> **Instructions for the task**
Convert every line of the items below into a Markdown table with the columns "Row" and "Entry," numbering each line and skipping blank lines. Leave the pictures out of the table.

> **Stored rows**
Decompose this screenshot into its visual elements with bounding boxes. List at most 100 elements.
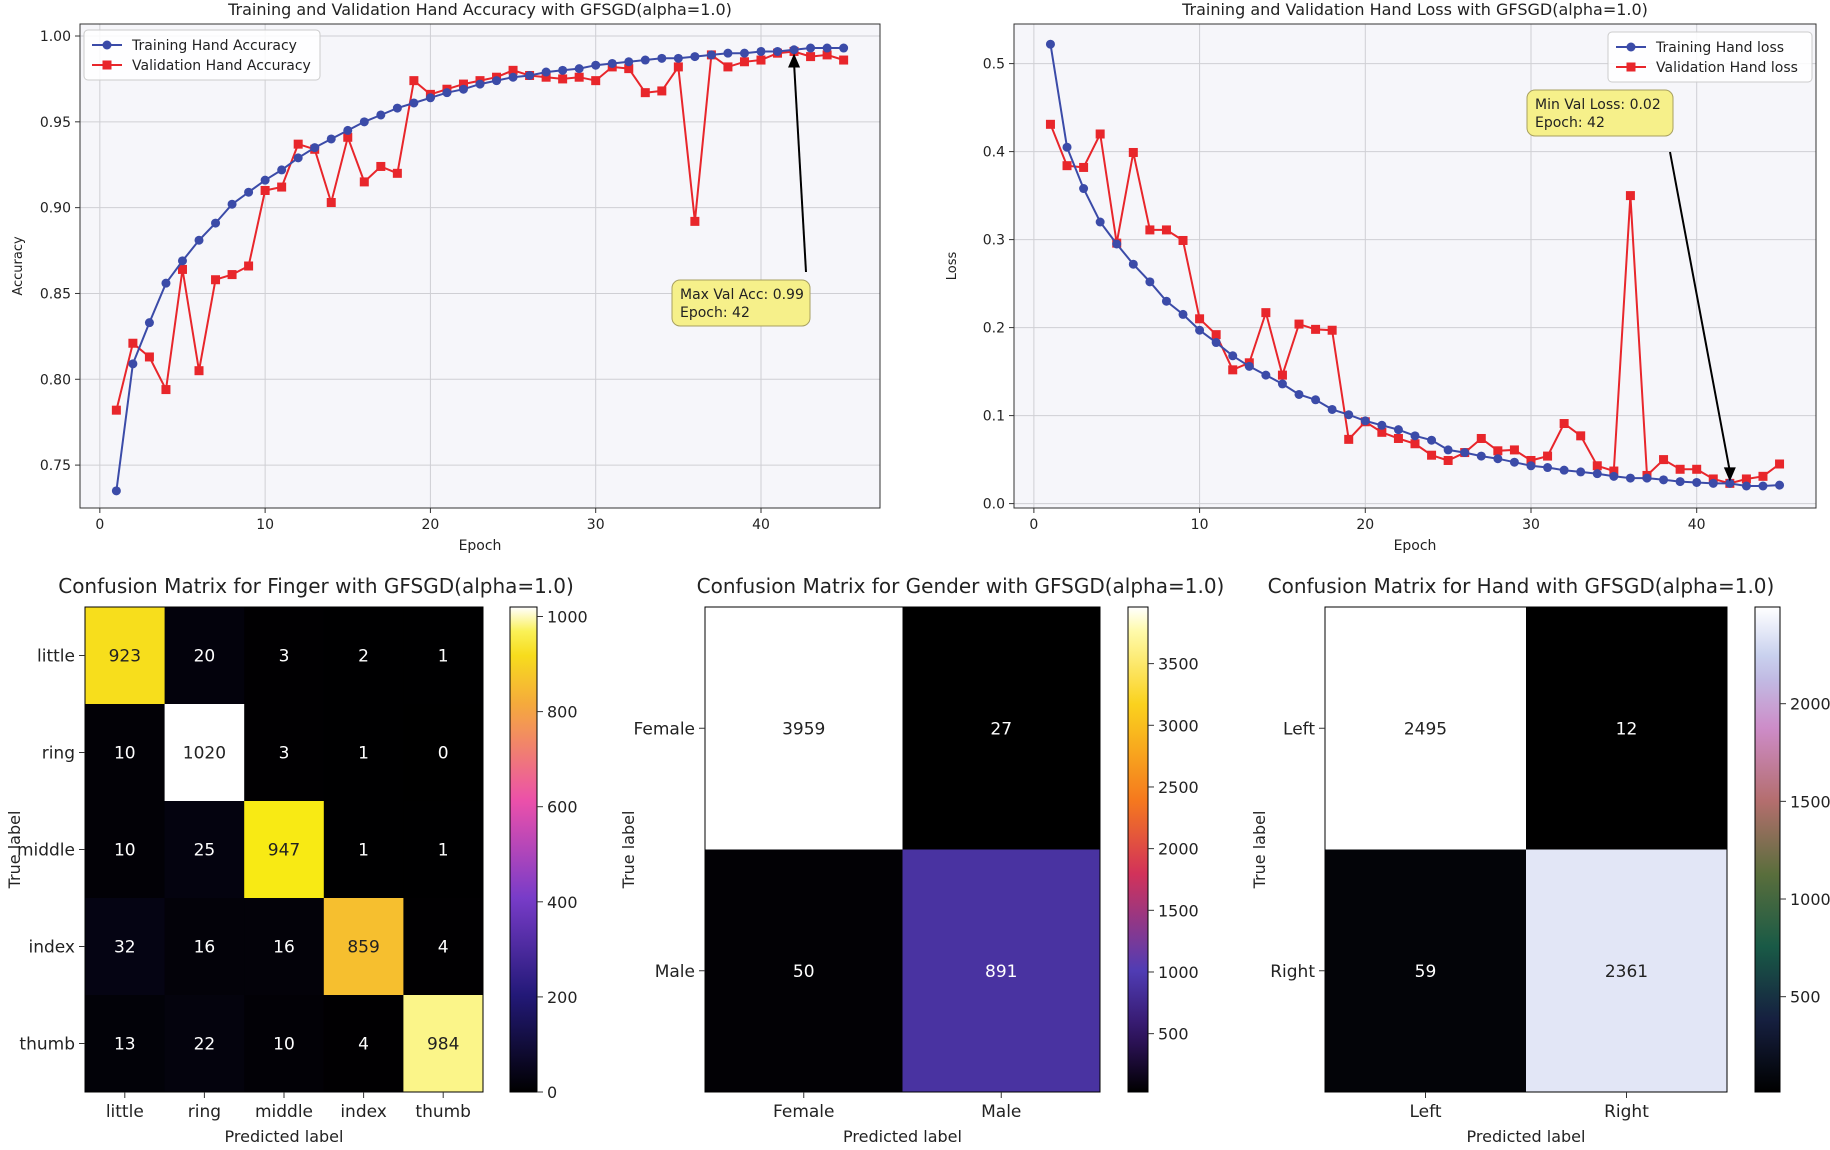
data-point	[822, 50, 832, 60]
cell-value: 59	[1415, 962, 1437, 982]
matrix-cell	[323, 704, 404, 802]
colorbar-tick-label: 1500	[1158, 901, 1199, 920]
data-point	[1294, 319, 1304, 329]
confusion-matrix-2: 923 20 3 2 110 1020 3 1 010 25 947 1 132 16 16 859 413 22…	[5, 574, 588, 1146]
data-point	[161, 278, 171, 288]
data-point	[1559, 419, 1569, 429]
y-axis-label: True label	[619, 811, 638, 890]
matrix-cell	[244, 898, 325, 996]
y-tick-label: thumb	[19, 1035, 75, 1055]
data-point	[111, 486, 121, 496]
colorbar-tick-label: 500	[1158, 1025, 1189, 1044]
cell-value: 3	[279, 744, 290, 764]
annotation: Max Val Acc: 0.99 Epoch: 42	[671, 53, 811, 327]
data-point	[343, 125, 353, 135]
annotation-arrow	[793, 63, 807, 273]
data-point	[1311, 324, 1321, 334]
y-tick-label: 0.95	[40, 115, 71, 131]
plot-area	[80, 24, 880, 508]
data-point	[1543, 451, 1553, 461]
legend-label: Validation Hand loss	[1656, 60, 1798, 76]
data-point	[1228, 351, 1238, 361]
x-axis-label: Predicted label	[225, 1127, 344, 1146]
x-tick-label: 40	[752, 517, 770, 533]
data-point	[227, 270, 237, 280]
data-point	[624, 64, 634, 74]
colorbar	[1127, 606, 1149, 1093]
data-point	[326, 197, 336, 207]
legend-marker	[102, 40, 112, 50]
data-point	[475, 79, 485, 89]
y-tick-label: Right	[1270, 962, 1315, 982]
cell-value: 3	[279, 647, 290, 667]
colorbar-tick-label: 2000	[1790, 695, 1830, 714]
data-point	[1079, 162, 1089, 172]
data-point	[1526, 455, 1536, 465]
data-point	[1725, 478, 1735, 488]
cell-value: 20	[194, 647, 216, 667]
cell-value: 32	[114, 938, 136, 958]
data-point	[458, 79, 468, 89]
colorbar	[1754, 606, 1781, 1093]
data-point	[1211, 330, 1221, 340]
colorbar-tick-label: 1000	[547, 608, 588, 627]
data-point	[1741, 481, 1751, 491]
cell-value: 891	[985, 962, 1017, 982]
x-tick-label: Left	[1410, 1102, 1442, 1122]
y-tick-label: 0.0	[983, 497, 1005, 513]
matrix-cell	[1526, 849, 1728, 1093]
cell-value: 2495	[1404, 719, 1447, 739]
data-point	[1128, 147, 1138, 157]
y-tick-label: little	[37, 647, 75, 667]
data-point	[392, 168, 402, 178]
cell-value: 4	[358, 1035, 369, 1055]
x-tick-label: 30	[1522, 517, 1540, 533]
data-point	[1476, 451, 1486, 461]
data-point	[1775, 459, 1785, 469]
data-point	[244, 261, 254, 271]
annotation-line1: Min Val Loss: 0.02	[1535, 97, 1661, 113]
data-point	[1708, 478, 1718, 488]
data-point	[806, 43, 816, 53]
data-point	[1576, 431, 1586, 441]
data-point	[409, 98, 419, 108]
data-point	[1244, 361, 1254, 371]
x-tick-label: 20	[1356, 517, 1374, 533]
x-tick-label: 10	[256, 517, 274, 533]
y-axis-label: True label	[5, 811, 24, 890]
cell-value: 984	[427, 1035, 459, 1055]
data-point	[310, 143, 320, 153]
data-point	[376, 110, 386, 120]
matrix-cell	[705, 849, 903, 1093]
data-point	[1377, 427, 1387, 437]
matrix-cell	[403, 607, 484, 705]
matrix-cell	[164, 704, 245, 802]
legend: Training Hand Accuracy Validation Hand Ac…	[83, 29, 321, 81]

> **Solution below**
| Row | Entry |
|---|---|
| 1 | Decompose this screenshot into its visual elements with bounding boxes. List at most 100 elements. |
| 2 | data-point	[822, 50, 832, 60] |
| 3 | cell-value: 59	[1415, 962, 1437, 982] |
| 4 | matrix-cell	[323, 704, 404, 802] |
| 5 | colorbar-tick-label: 1500	[1158, 901, 1199, 920] |
| 6 | data-point	[1294, 319, 1304, 329] |
| 7 | confusion-matrix-2: 923 20 3 2 110 1020 3 1 010 25 947 1 132 16 16 859 413 22…	[5, 574, 588, 1146] |
| 8 | data-point	[161, 278, 171, 288] |
| 9 | data-point	[1559, 419, 1569, 429] |
| 10 | y-axis-label: True label	[619, 811, 638, 890] |
| 11 | matrix-cell	[244, 898, 325, 996] |
| 12 | y-tick-label: thumb	[19, 1035, 75, 1055] |
| 13 | data-point	[111, 486, 121, 496] |
| 14 | colorbar-tick-label: 500	[1158, 1025, 1189, 1044] |
| 15 | cell-value: 3	[279, 744, 290, 764] |
| 16 | annotation: Max Val Acc: 0.99 Epoch: 42	[671, 53, 811, 327] |
| 17 | data-point	[343, 125, 353, 135] |
| 18 | annotation-arrow	[793, 63, 807, 273] |
| 19 | data-point	[1311, 324, 1321, 334] |
| 20 | y-tick-label: 0.95	[40, 115, 71, 131] |
| 21 | plot-area	[80, 24, 880, 508] |
| 22 | data-point	[1543, 451, 1553, 461] |
| 23 | legend-label: Validation Hand loss	[1656, 60, 1798, 76] |
| 24 | data-point	[1228, 351, 1238, 361] |
| 25 | x-axis-label: Predicted label	[225, 1127, 344, 1146] |
| 26 | x-tick-label: 40	[752, 517, 770, 533] |
| 27 | data-point	[227, 270, 237, 280] |
| 28 | data-point	[624, 64, 634, 74] |
| 29 | colorbar	[1127, 606, 1149, 1093] |
| 30 | data-point	[326, 197, 336, 207] |
| 31 | legend-marker	[102, 40, 112, 50] |
| 32 | data-point	[475, 79, 485, 89] |
| 33 | y-tick-label: Right	[1270, 962, 1315, 982] |
| 34 | cell-value: 3	[279, 647, 290, 667] |
| 35 | colorbar-tick-label: 2000	[1790, 695, 1830, 714] |
| 36 | data-point	[1079, 162, 1089, 172] |
| 37 | data-point	[1526, 455, 1536, 465] |
| 38 | data-point	[1725, 478, 1735, 488] |
| 39 | cell-value: 20	[194, 647, 216, 667] |
| 40 | cell-value: 32	[114, 938, 136, 958] |
| 41 | data-point	[458, 79, 468, 89] |
| 42 | colorbar	[1754, 606, 1781, 1093] |
| 43 | data-point	[1211, 330, 1221, 340] |
| 44 | colorbar-tick-label: 1000	[547, 608, 588, 627] |
| 45 | data-point	[1741, 481, 1751, 491] |
| 46 | cell-value: 891	[985, 962, 1017, 982] |
| 47 | x-tick-label: Left	[1410, 1102, 1442, 1122] |
| 48 | y-tick-label: 0.0	[983, 497, 1005, 513] |
| 49 | matrix-cell	[1526, 849, 1728, 1093] |
| 50 | cell-value: 2495	[1404, 719, 1447, 739] |
| 51 | data-point	[1128, 147, 1138, 157] |
| 52 | y-tick-label: little	[37, 647, 75, 667] |
| 53 | data-point	[392, 168, 402, 178] |
| 54 | cell-value: 4	[358, 1035, 369, 1055] |
| 55 | x-tick-label: 30	[1522, 517, 1540, 533] |
| 56 | data-point	[1476, 451, 1486, 461] |
| 57 | data-point	[1775, 459, 1785, 469] |
| 58 | data-point	[244, 261, 254, 271] |
| 59 | annotation-line1: Min Val Loss: 0.02	[1535, 97, 1661, 113] |
| 60 | data-point	[1708, 478, 1718, 488] |
| 61 | data-point	[806, 43, 816, 53] |
| 62 | data-point	[1576, 431, 1586, 441] |
| 63 | data-point	[409, 98, 419, 108] |
| 64 | data-point	[1244, 361, 1254, 371] |
| 65 | x-tick-label: 20	[1356, 517, 1374, 533] |
| 66 | x-tick-label: 10	[256, 517, 274, 533] |
| 67 | y-axis-label: True label	[5, 811, 24, 890] |
| 68 | cell-value: 984	[427, 1035, 459, 1055] |
| 69 | data-point	[310, 143, 320, 153] |
| 70 | data-point	[376, 110, 386, 120] |
| 71 | matrix-cell	[705, 849, 903, 1093] |
| 72 | data-point	[1377, 427, 1387, 437] |
| 73 | matrix-cell	[403, 607, 484, 705] |
| 74 | matrix-cell	[164, 704, 245, 802] |
| 75 | legend: Training Hand Accuracy Validation Hand Ac…	[83, 29, 321, 81] |